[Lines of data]

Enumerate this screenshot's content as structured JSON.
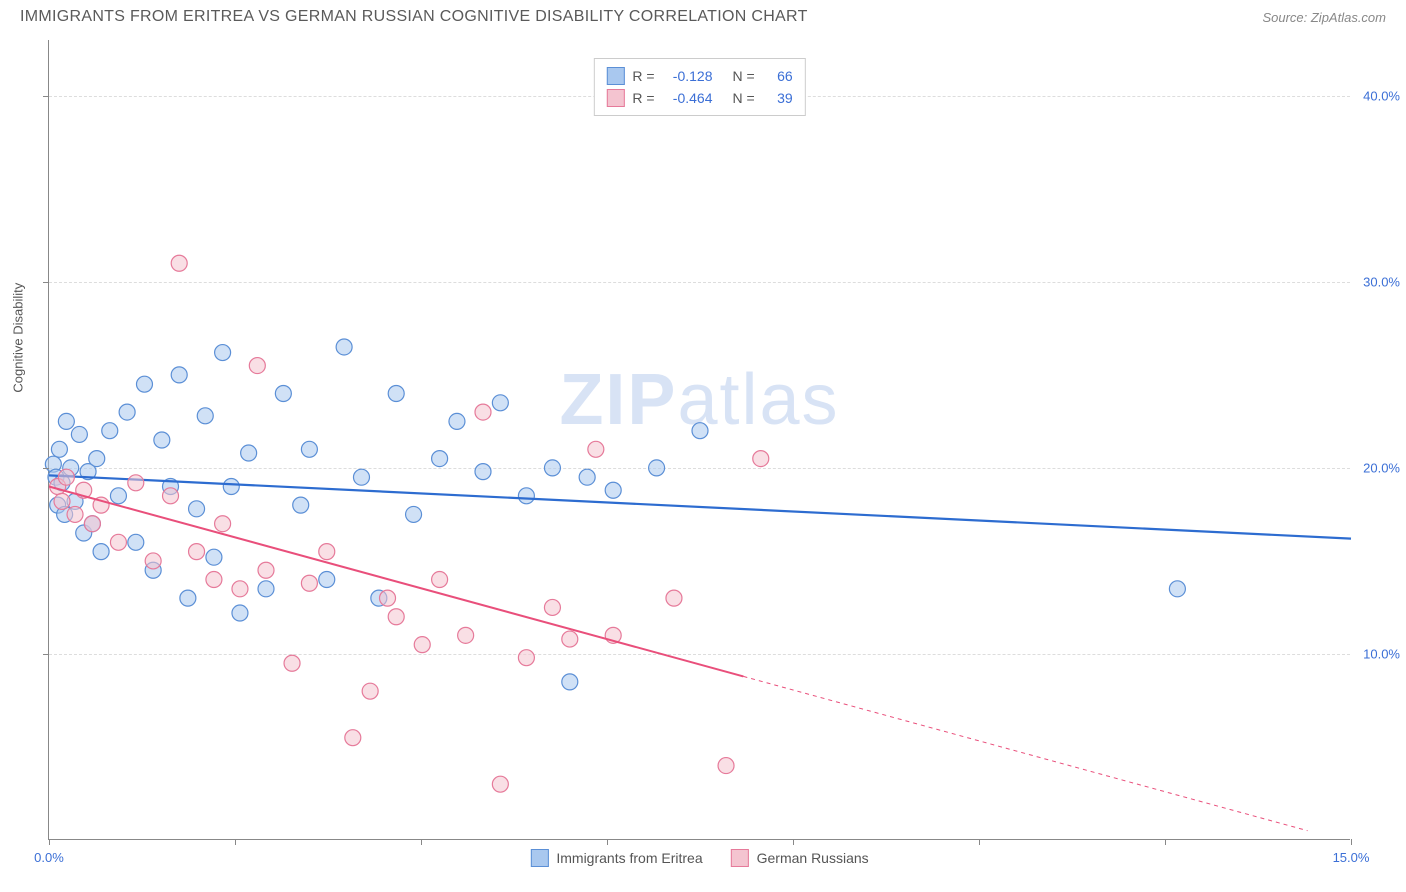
{
  "header": {
    "title": "IMMIGRANTS FROM ERITREA VS GERMAN RUSSIAN COGNITIVE DISABILITY CORRELATION CHART",
    "source_prefix": "Source: ",
    "source_name": "ZipAtlas.com"
  },
  "watermark": {
    "zip": "ZIP",
    "atlas": "atlas"
  },
  "chart": {
    "type": "scatter",
    "y_axis_label": "Cognitive Disability",
    "background_color": "#ffffff",
    "grid_color": "#dddddd",
    "axis_color": "#888888",
    "tick_label_color": "#3b6fd6",
    "x_domain": [
      0,
      15
    ],
    "y_domain": [
      0,
      43
    ],
    "x_ticks": [
      0,
      15
    ],
    "x_tick_labels": [
      "0.0%",
      "15.0%"
    ],
    "x_minor_ticks": [
      2.14,
      4.29,
      6.43,
      8.57,
      10.71,
      12.86
    ],
    "y_ticks": [
      10,
      20,
      30,
      40
    ],
    "y_tick_labels": [
      "10.0%",
      "20.0%",
      "30.0%",
      "40.0%"
    ],
    "marker_radius": 8,
    "marker_opacity": 0.55,
    "series": [
      {
        "id": "eritrea",
        "label": "Immigrants from Eritrea",
        "color_fill": "#a9c8ef",
        "color_stroke": "#5b8fd6",
        "line_color": "#2d6cd0",
        "line_width": 2.2,
        "R": "-0.128",
        "N": "66",
        "regression": {
          "x1": 0,
          "y1": 19.6,
          "x2": 15,
          "y2": 16.2,
          "solid_to": 15
        },
        "points": [
          [
            0.05,
            20.2
          ],
          [
            0.08,
            19.5
          ],
          [
            0.1,
            18.0
          ],
          [
            0.12,
            21.0
          ],
          [
            0.15,
            19.2
          ],
          [
            0.18,
            17.5
          ],
          [
            0.2,
            22.5
          ],
          [
            0.25,
            20.0
          ],
          [
            0.3,
            18.2
          ],
          [
            0.35,
            21.8
          ],
          [
            0.4,
            16.5
          ],
          [
            0.45,
            19.8
          ],
          [
            0.5,
            17.0
          ],
          [
            0.55,
            20.5
          ],
          [
            0.6,
            15.5
          ],
          [
            0.7,
            22.0
          ],
          [
            0.8,
            18.5
          ],
          [
            0.9,
            23.0
          ],
          [
            1.0,
            16.0
          ],
          [
            1.1,
            24.5
          ],
          [
            1.2,
            14.5
          ],
          [
            1.3,
            21.5
          ],
          [
            1.4,
            19.0
          ],
          [
            1.5,
            25.0
          ],
          [
            1.6,
            13.0
          ],
          [
            1.7,
            17.8
          ],
          [
            1.8,
            22.8
          ],
          [
            1.9,
            15.2
          ],
          [
            2.0,
            26.2
          ],
          [
            2.1,
            19.0
          ],
          [
            2.2,
            12.2
          ],
          [
            2.3,
            20.8
          ],
          [
            2.5,
            13.5
          ],
          [
            2.7,
            24.0
          ],
          [
            2.9,
            18.0
          ],
          [
            3.0,
            21.0
          ],
          [
            3.2,
            14.0
          ],
          [
            3.4,
            26.5
          ],
          [
            3.6,
            19.5
          ],
          [
            3.8,
            13.0
          ],
          [
            4.0,
            24.0
          ],
          [
            4.2,
            17.5
          ],
          [
            4.5,
            20.5
          ],
          [
            4.7,
            22.5
          ],
          [
            5.0,
            19.8
          ],
          [
            5.2,
            23.5
          ],
          [
            5.5,
            18.5
          ],
          [
            5.8,
            20.0
          ],
          [
            6.0,
            8.5
          ],
          [
            6.2,
            19.5
          ],
          [
            6.5,
            18.8
          ],
          [
            7.0,
            20.0
          ],
          [
            7.5,
            22.0
          ],
          [
            13.0,
            13.5
          ]
        ]
      },
      {
        "id": "german_russian",
        "label": "German Russians",
        "color_fill": "#f4c4d0",
        "color_stroke": "#e67a9a",
        "line_color": "#e94f7b",
        "line_width": 2.0,
        "R": "-0.464",
        "N": "39",
        "regression": {
          "x1": 0,
          "y1": 19.0,
          "x2": 14.5,
          "y2": 0.5,
          "solid_to": 8.0
        },
        "points": [
          [
            0.1,
            19.0
          ],
          [
            0.15,
            18.2
          ],
          [
            0.2,
            19.5
          ],
          [
            0.3,
            17.5
          ],
          [
            0.4,
            18.8
          ],
          [
            0.5,
            17.0
          ],
          [
            0.6,
            18.0
          ],
          [
            0.8,
            16.0
          ],
          [
            1.0,
            19.2
          ],
          [
            1.2,
            15.0
          ],
          [
            1.4,
            18.5
          ],
          [
            1.5,
            31.0
          ],
          [
            1.7,
            15.5
          ],
          [
            1.9,
            14.0
          ],
          [
            2.0,
            17.0
          ],
          [
            2.2,
            13.5
          ],
          [
            2.4,
            25.5
          ],
          [
            2.5,
            14.5
          ],
          [
            2.8,
            9.5
          ],
          [
            3.0,
            13.8
          ],
          [
            3.2,
            15.5
          ],
          [
            3.5,
            5.5
          ],
          [
            3.7,
            8.0
          ],
          [
            3.9,
            13.0
          ],
          [
            4.0,
            12.0
          ],
          [
            4.3,
            10.5
          ],
          [
            4.5,
            14.0
          ],
          [
            4.8,
            11.0
          ],
          [
            5.0,
            23.0
          ],
          [
            5.2,
            3.0
          ],
          [
            5.5,
            9.8
          ],
          [
            5.8,
            12.5
          ],
          [
            6.0,
            10.8
          ],
          [
            6.3,
            21.0
          ],
          [
            6.5,
            11.0
          ],
          [
            7.2,
            13.0
          ],
          [
            7.8,
            4.0
          ],
          [
            8.2,
            20.5
          ]
        ]
      }
    ],
    "stats_legend": {
      "R_label": "R =",
      "N_label": "N ="
    }
  }
}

• **EXERCISE INSTRUCTIONS**:
Copy every line above word for word and exclude the pictures.

• **ANSWER TO THE EXERCISE**:
Enumerate this screenshot's content as structured JSON.
{
  "header": {
    "title": "IMMIGRANTS FROM ERITREA VS GERMAN RUSSIAN COGNITIVE DISABILITY CORRELATION CHART",
    "source_prefix": "Source: ",
    "source_name": "ZipAtlas.com"
  },
  "watermark": {
    "zip": "ZIP",
    "atlas": "atlas"
  },
  "chart": {
    "type": "scatter",
    "y_axis_label": "Cognitive Disability",
    "background_color": "#ffffff",
    "grid_color": "#dddddd",
    "axis_color": "#888888",
    "tick_label_color": "#3b6fd6",
    "x_domain": [
      0,
      15
    ],
    "y_domain": [
      0,
      43
    ],
    "x_ticks": [
      0,
      15
    ],
    "x_tick_labels": [
      "0.0%",
      "15.0%"
    ],
    "x_minor_ticks": [
      2.14,
      4.29,
      6.43,
      8.57,
      10.71,
      12.86
    ],
    "y_ticks": [
      10,
      20,
      30,
      40
    ],
    "y_tick_labels": [
      "10.0%",
      "20.0%",
      "30.0%",
      "40.0%"
    ],
    "marker_radius": 8,
    "marker_opacity": 0.55,
    "series": [
      {
        "id": "eritrea",
        "label": "Immigrants from Eritrea",
        "color_fill": "#a9c8ef",
        "color_stroke": "#5b8fd6",
        "line_color": "#2d6cd0",
        "line_width": 2.2,
        "R": "-0.128",
        "N": "66",
        "regression": {
          "x1": 0,
          "y1": 19.6,
          "x2": 15,
          "y2": 16.2,
          "solid_to": 15
        },
        "points": [
          [
            0.05,
            20.2
          ],
          [
            0.08,
            19.5
          ],
          [
            0.1,
            18.0
          ],
          [
            0.12,
            21.0
          ],
          [
            0.15,
            19.2
          ],
          [
            0.18,
            17.5
          ],
          [
            0.2,
            22.5
          ],
          [
            0.25,
            20.0
          ],
          [
            0.3,
            18.2
          ],
          [
            0.35,
            21.8
          ],
          [
            0.4,
            16.5
          ],
          [
            0.45,
            19.8
          ],
          [
            0.5,
            17.0
          ],
          [
            0.55,
            20.5
          ],
          [
            0.6,
            15.5
          ],
          [
            0.7,
            22.0
          ],
          [
            0.8,
            18.5
          ],
          [
            0.9,
            23.0
          ],
          [
            1.0,
            16.0
          ],
          [
            1.1,
            24.5
          ],
          [
            1.2,
            14.5
          ],
          [
            1.3,
            21.5
          ],
          [
            1.4,
            19.0
          ],
          [
            1.5,
            25.0
          ],
          [
            1.6,
            13.0
          ],
          [
            1.7,
            17.8
          ],
          [
            1.8,
            22.8
          ],
          [
            1.9,
            15.2
          ],
          [
            2.0,
            26.2
          ],
          [
            2.1,
            19.0
          ],
          [
            2.2,
            12.2
          ],
          [
            2.3,
            20.8
          ],
          [
            2.5,
            13.5
          ],
          [
            2.7,
            24.0
          ],
          [
            2.9,
            18.0
          ],
          [
            3.0,
            21.0
          ],
          [
            3.2,
            14.0
          ],
          [
            3.4,
            26.5
          ],
          [
            3.6,
            19.5
          ],
          [
            3.8,
            13.0
          ],
          [
            4.0,
            24.0
          ],
          [
            4.2,
            17.5
          ],
          [
            4.5,
            20.5
          ],
          [
            4.7,
            22.5
          ],
          [
            5.0,
            19.8
          ],
          [
            5.2,
            23.5
          ],
          [
            5.5,
            18.5
          ],
          [
            5.8,
            20.0
          ],
          [
            6.0,
            8.5
          ],
          [
            6.2,
            19.5
          ],
          [
            6.5,
            18.8
          ],
          [
            7.0,
            20.0
          ],
          [
            7.5,
            22.0
          ],
          [
            13.0,
            13.5
          ]
        ]
      },
      {
        "id": "german_russian",
        "label": "German Russians",
        "color_fill": "#f4c4d0",
        "color_stroke": "#e67a9a",
        "line_color": "#e94f7b",
        "line_width": 2.0,
        "R": "-0.464",
        "N": "39",
        "regression": {
          "x1": 0,
          "y1": 19.0,
          "x2": 14.5,
          "y2": 0.5,
          "solid_to": 8.0
        },
        "points": [
          [
            0.1,
            19.0
          ],
          [
            0.15,
            18.2
          ],
          [
            0.2,
            19.5
          ],
          [
            0.3,
            17.5
          ],
          [
            0.4,
            18.8
          ],
          [
            0.5,
            17.0
          ],
          [
            0.6,
            18.0
          ],
          [
            0.8,
            16.0
          ],
          [
            1.0,
            19.2
          ],
          [
            1.2,
            15.0
          ],
          [
            1.4,
            18.5
          ],
          [
            1.5,
            31.0
          ],
          [
            1.7,
            15.5
          ],
          [
            1.9,
            14.0
          ],
          [
            2.0,
            17.0
          ],
          [
            2.2,
            13.5
          ],
          [
            2.4,
            25.5
          ],
          [
            2.5,
            14.5
          ],
          [
            2.8,
            9.5
          ],
          [
            3.0,
            13.8
          ],
          [
            3.2,
            15.5
          ],
          [
            3.5,
            5.5
          ],
          [
            3.7,
            8.0
          ],
          [
            3.9,
            13.0
          ],
          [
            4.0,
            12.0
          ],
          [
            4.3,
            10.5
          ],
          [
            4.5,
            14.0
          ],
          [
            4.8,
            11.0
          ],
          [
            5.0,
            23.0
          ],
          [
            5.2,
            3.0
          ],
          [
            5.5,
            9.8
          ],
          [
            5.8,
            12.5
          ],
          [
            6.0,
            10.8
          ],
          [
            6.3,
            21.0
          ],
          [
            6.5,
            11.0
          ],
          [
            7.2,
            13.0
          ],
          [
            7.8,
            4.0
          ],
          [
            8.2,
            20.5
          ]
        ]
      }
    ],
    "stats_legend": {
      "R_label": "R =",
      "N_label": "N ="
    }
  }
}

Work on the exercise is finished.